**YOUR INSTRUCTIONS**
Update the lines from the line with "text-message-input[interactable] (72, 789, 408, 843)" up to and including the line with "message-text: Friday is", replacing "interactable" with "clickable" and keeping everything else the same. Give back only those lines.

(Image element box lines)
● ● ● ●
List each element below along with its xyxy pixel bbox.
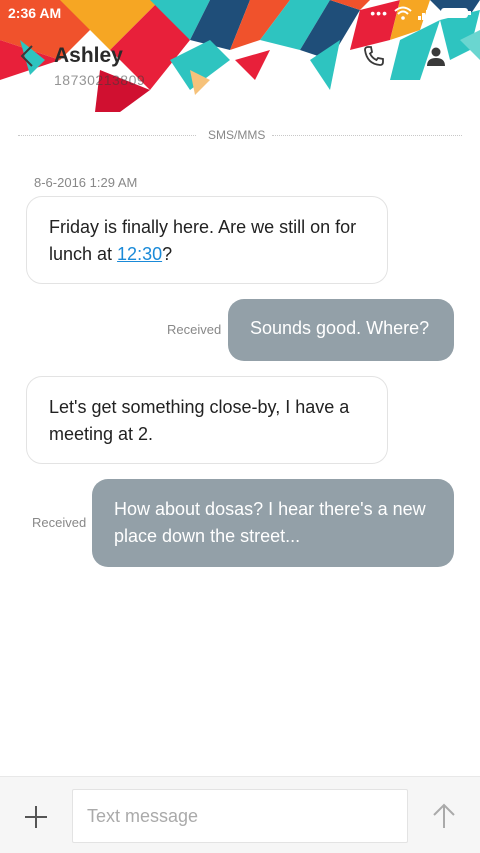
text-message-input[interactable] (72, 789, 408, 843)
time-link[interactable]: 12:30 (117, 244, 162, 264)
incoming-message-bubble[interactable]: Let's get something close-by, I have a m… (26, 376, 388, 464)
send-arrow-icon[interactable] (430, 801, 458, 831)
wifi-icon (394, 6, 412, 20)
message-text: Friday is finally here. Are we still on … (49, 217, 357, 264)
phone-icon[interactable] (362, 44, 386, 68)
message-text: Sounds good. Where? (250, 318, 430, 338)
message-text: How about dosas? I hear there's a new pl… (114, 499, 426, 546)
sms-mms-separator: SMS/MMS (18, 125, 462, 145)
outgoing-message-bubble[interactable]: Sounds good. Where? (228, 299, 454, 361)
contact-number: 18730213809 (54, 72, 146, 88)
delivery-status: Received (167, 322, 222, 337)
delivery-status: Received (32, 515, 87, 530)
plus-icon[interactable] (22, 803, 50, 831)
separator-label: SMS/MMS (208, 128, 266, 142)
message-text-suffix: ? (162, 244, 173, 264)
message-timestamp: 8-6-2016 1:29 AM (34, 175, 138, 190)
battery-icon (441, 8, 471, 18)
person-icon[interactable] (424, 44, 448, 68)
notification-dots-icon: ••• (370, 5, 388, 21)
back-arrow-icon[interactable] (16, 42, 40, 70)
incoming-message-bubble[interactable]: Friday is finally here. Are we still on … (26, 196, 388, 284)
contact-name: Ashley (54, 44, 123, 67)
status-bar: 2:36 AM ••• (0, 0, 480, 26)
outgoing-message-bubble[interactable]: How about dosas? I hear there's a new pl… (92, 479, 454, 567)
status-time: 2:36 AM (8, 5, 62, 21)
signal-icon (418, 7, 433, 20)
status-icons: ••• (370, 6, 472, 20)
message-composer (0, 776, 480, 853)
separator-line-left (18, 135, 196, 136)
message-text: Let's get something close-by, I have a m… (49, 397, 350, 444)
conversation-header: 2:36 AM ••• Ashley 18730213809 (0, 0, 480, 112)
separator-line-right (272, 135, 462, 136)
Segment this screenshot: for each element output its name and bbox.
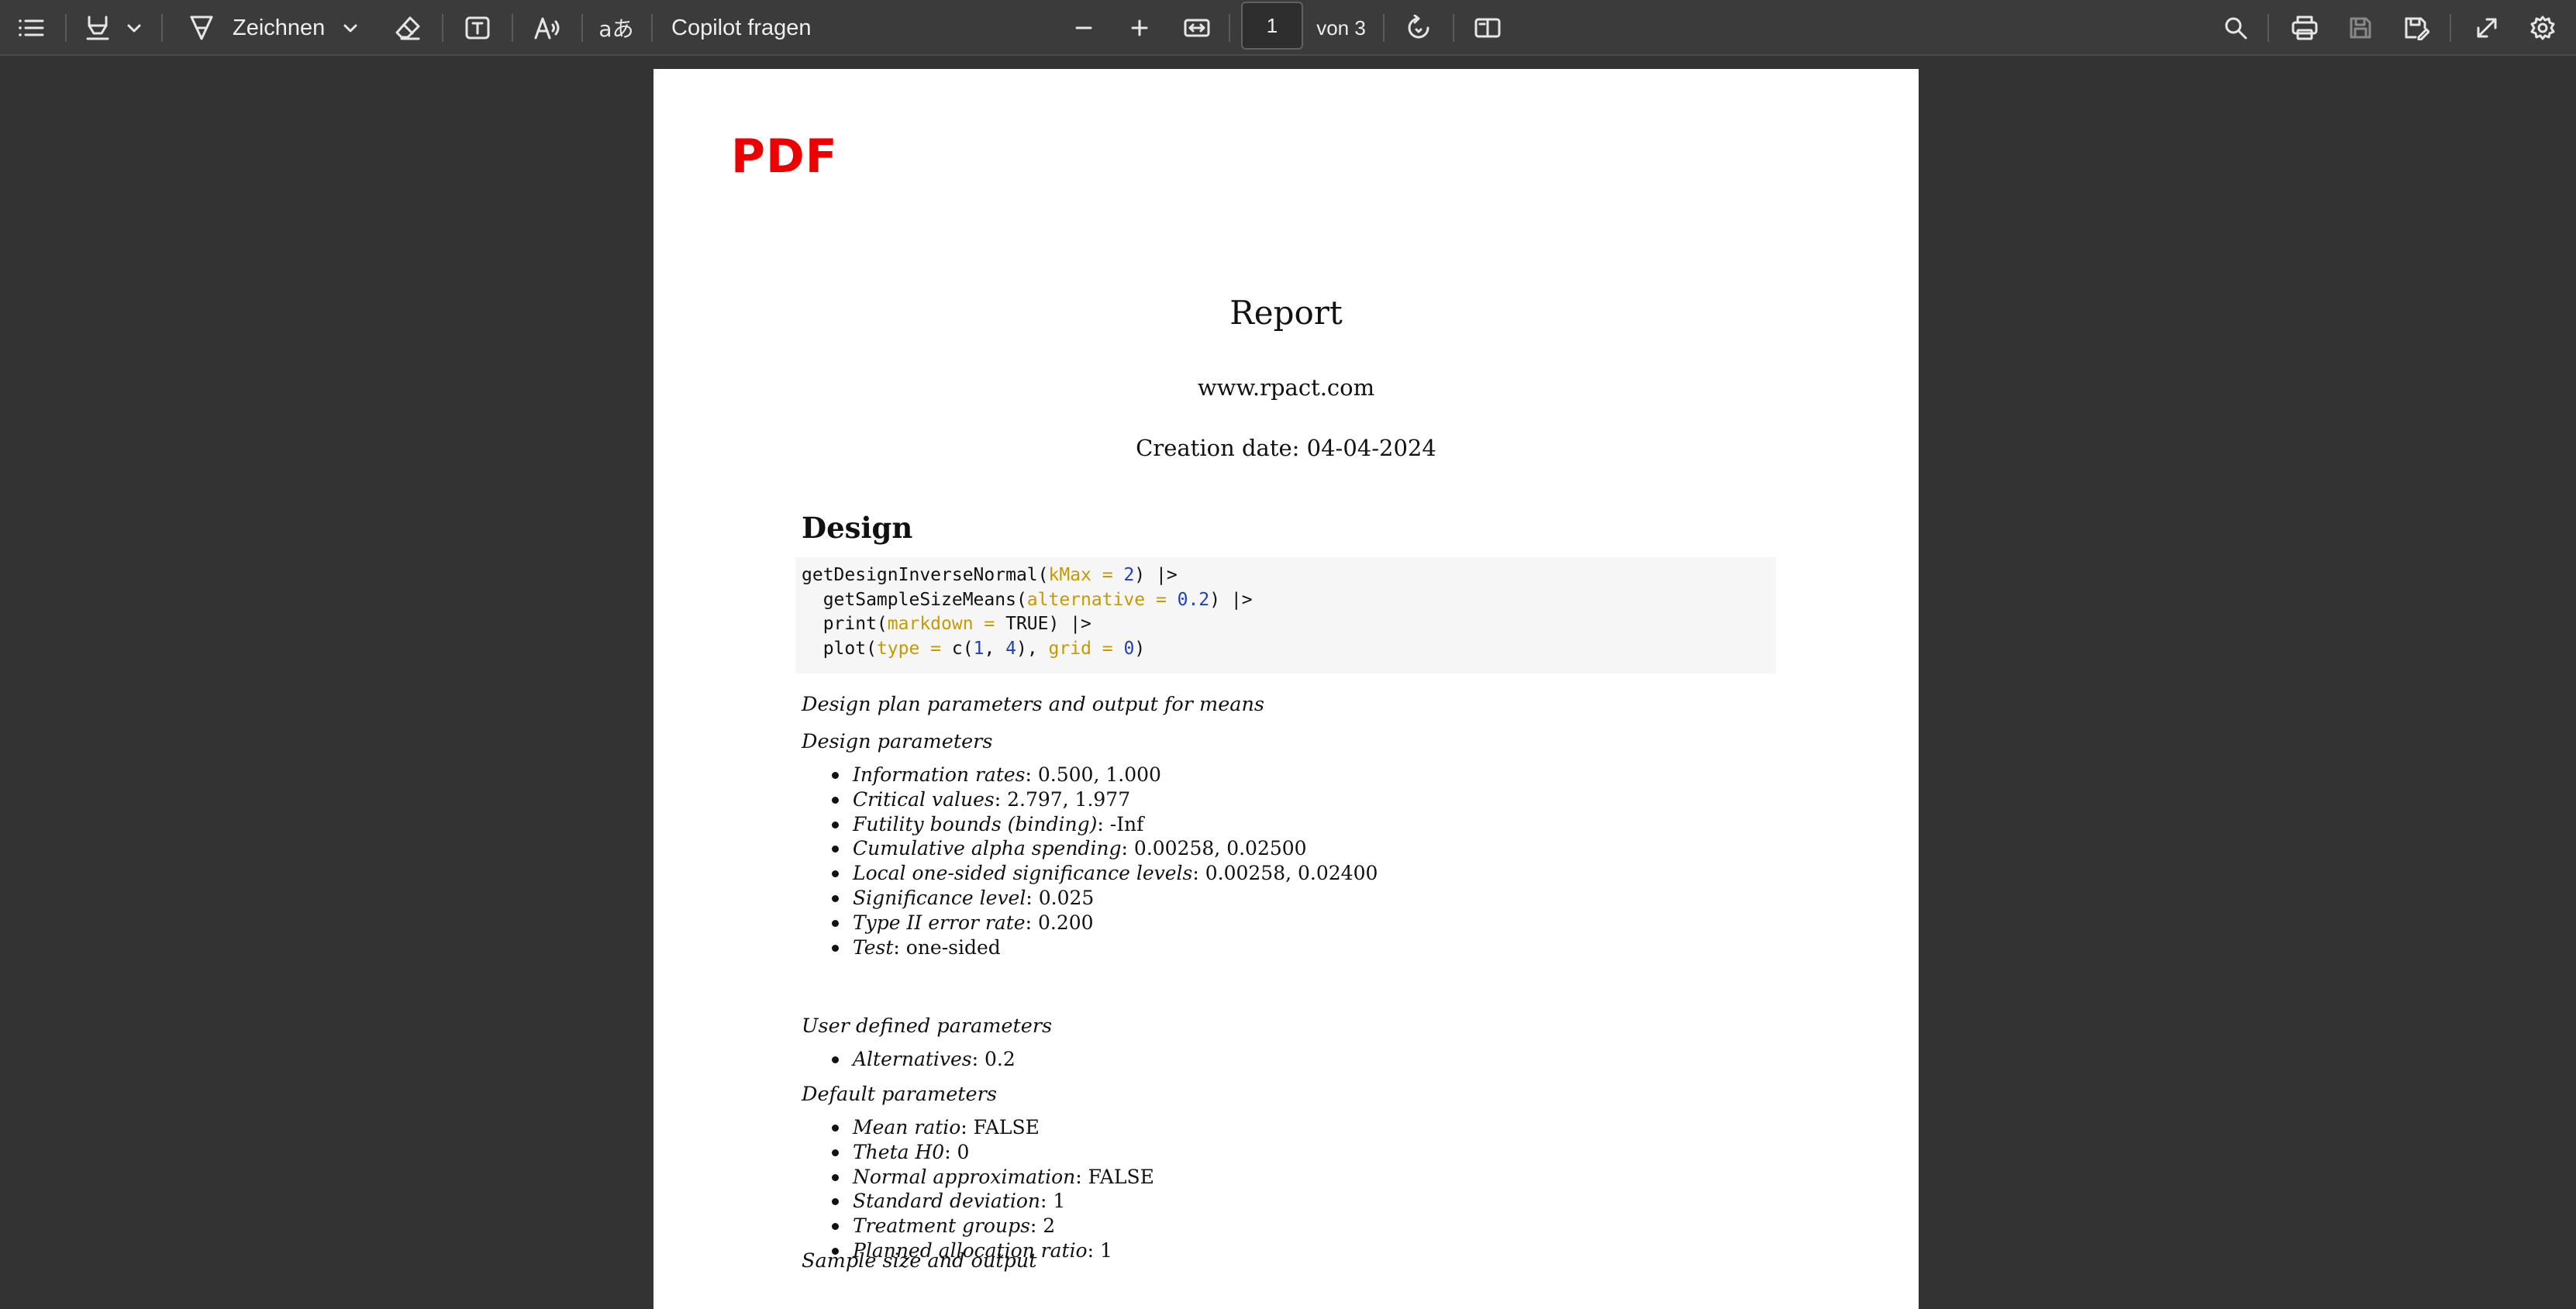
separator xyxy=(1383,14,1385,42)
settings-icon[interactable] xyxy=(2526,11,2560,45)
list-item: Information rates: 0.500, 1.000 xyxy=(831,763,1378,787)
code-block: getDesignInverseNormal(kMax = 2) |> getS… xyxy=(795,557,1776,673)
list-item: Local one-sided significance levels: 0.0… xyxy=(831,862,1378,885)
fit-width-icon[interactable] xyxy=(1180,11,1214,45)
save-icon[interactable] xyxy=(2343,11,2378,45)
chevron-down-icon[interactable] xyxy=(122,11,146,45)
code-line: getDesignInverseNormal(kMax = 2) |> xyxy=(802,565,1178,585)
user-defined-heading: User defined parameters xyxy=(802,1014,1053,1038)
page-view-icon[interactable] xyxy=(1470,11,1505,45)
list-item: Futility bounds (binding): -Inf xyxy=(831,812,1378,837)
page-number-input[interactable]: 1 xyxy=(1241,2,1303,50)
user-defined-list: Alternatives: 0.2 xyxy=(802,1047,1016,1072)
pdf-logo: PDF xyxy=(731,129,838,184)
list-item: Treatment groups: 2 xyxy=(832,1214,1154,1238)
list-item: Normal approximation: FALSE xyxy=(832,1165,1154,1188)
design-parameters-list: Information rates: 0.500, 1.000 Critical… xyxy=(802,763,1378,959)
code-line: print(markdown = TRUE) |> xyxy=(802,614,1091,634)
copilot-button[interactable]: Copilot fragen xyxy=(671,11,826,45)
list-item: Standard deviation: 1 xyxy=(832,1189,1154,1214)
separator xyxy=(1453,14,1454,42)
search-icon[interactable] xyxy=(2219,11,2253,45)
separator xyxy=(65,14,67,42)
draw-button[interactable]: Zeichnen xyxy=(233,11,326,45)
code-line: plot(type = c(1, 4), grid = 0) xyxy=(802,638,1146,659)
default-parameters-list: Mean ratio: FALSE Theta H0: 0 Normal app… xyxy=(802,1115,1154,1263)
separator xyxy=(651,14,653,42)
draw-label: Zeichnen xyxy=(233,15,326,40)
draw-icon[interactable] xyxy=(184,11,219,45)
report-url: www.rpact.com xyxy=(1197,374,1375,401)
zoom-out-icon[interactable] xyxy=(1068,11,1099,45)
code-line: getSampleSizeMeans(alternative = 0.2) |> xyxy=(802,589,1253,610)
list-item: Cumulative alpha spending: 0.00258, 0.02… xyxy=(831,836,1378,861)
copilot-label: Copilot fragen xyxy=(671,15,812,40)
highlighter-icon[interactable] xyxy=(81,11,115,45)
list-item: Type II error rate: 0.200 xyxy=(831,911,1378,935)
text-box-icon[interactable] xyxy=(460,11,495,45)
print-icon[interactable] xyxy=(2287,11,2323,45)
design-plan-caption: Design plan parameters and output for me… xyxy=(802,693,1264,716)
separator xyxy=(2450,14,2451,42)
translate-icon[interactable]: aあ xyxy=(598,11,634,45)
list-item: Test: one-sided xyxy=(831,935,1378,960)
sample-size-heading: Sample size and output xyxy=(802,1249,1037,1273)
pdf-page: PDF Report www.rpact.com Creation date: … xyxy=(653,69,1919,1309)
save-as-icon[interactable] xyxy=(2398,11,2434,45)
design-parameters-heading: Design parameters xyxy=(802,730,993,753)
list-item: Theta H0: 0 xyxy=(832,1140,1154,1165)
report-title: Report xyxy=(1229,294,1343,332)
page-number-value: 1 xyxy=(1266,13,1278,37)
list-item: Critical values: 2.797, 1.977 xyxy=(831,787,1378,812)
default-parameters-heading: Default parameters xyxy=(802,1083,997,1106)
zoom-in-icon[interactable] xyxy=(1124,11,1155,45)
separator xyxy=(1229,14,1230,42)
list-icon[interactable] xyxy=(14,11,48,45)
list-item: Mean ratio: FALSE xyxy=(832,1115,1154,1140)
page-total-label: von 3 xyxy=(1316,16,1366,40)
read-aloud-icon[interactable] xyxy=(530,11,566,45)
separator xyxy=(161,14,163,42)
creation-date: Creation date: 04-04-2024 xyxy=(1136,435,1436,461)
toolbar: Zeichnen aあ Copilot fragen 1 von 3 xyxy=(0,0,2576,56)
separator xyxy=(581,14,583,42)
fullscreen-icon[interactable] xyxy=(2470,11,2504,45)
eraser-icon[interactable] xyxy=(391,11,425,45)
design-heading: Design xyxy=(802,511,913,545)
page-total: von 3 xyxy=(1316,11,1366,45)
chevron-down-icon[interactable] xyxy=(339,11,362,45)
separator xyxy=(512,14,513,42)
rotate-icon[interactable] xyxy=(1402,11,1436,45)
list-item: Significance level: 0.025 xyxy=(831,886,1378,911)
separator xyxy=(2267,14,2269,42)
separator xyxy=(442,14,443,42)
list-item: Alternatives: 0.2 xyxy=(832,1048,1016,1070)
● ● ● ●
**COMPLETE ANSWER**
text-message-input[clickable] (72, 789, 408, 843)
time-link[clickable]: 12:30 (117, 244, 162, 264)
incoming-message-bubble[clickable]: Let's get something close-by, I have a m… (26, 376, 388, 464)
send-arrow-icon[clickable] (430, 801, 458, 831)
wifi-icon (394, 6, 412, 20)
message-text: Friday is finally here. Are we still on … (49, 217, 357, 264)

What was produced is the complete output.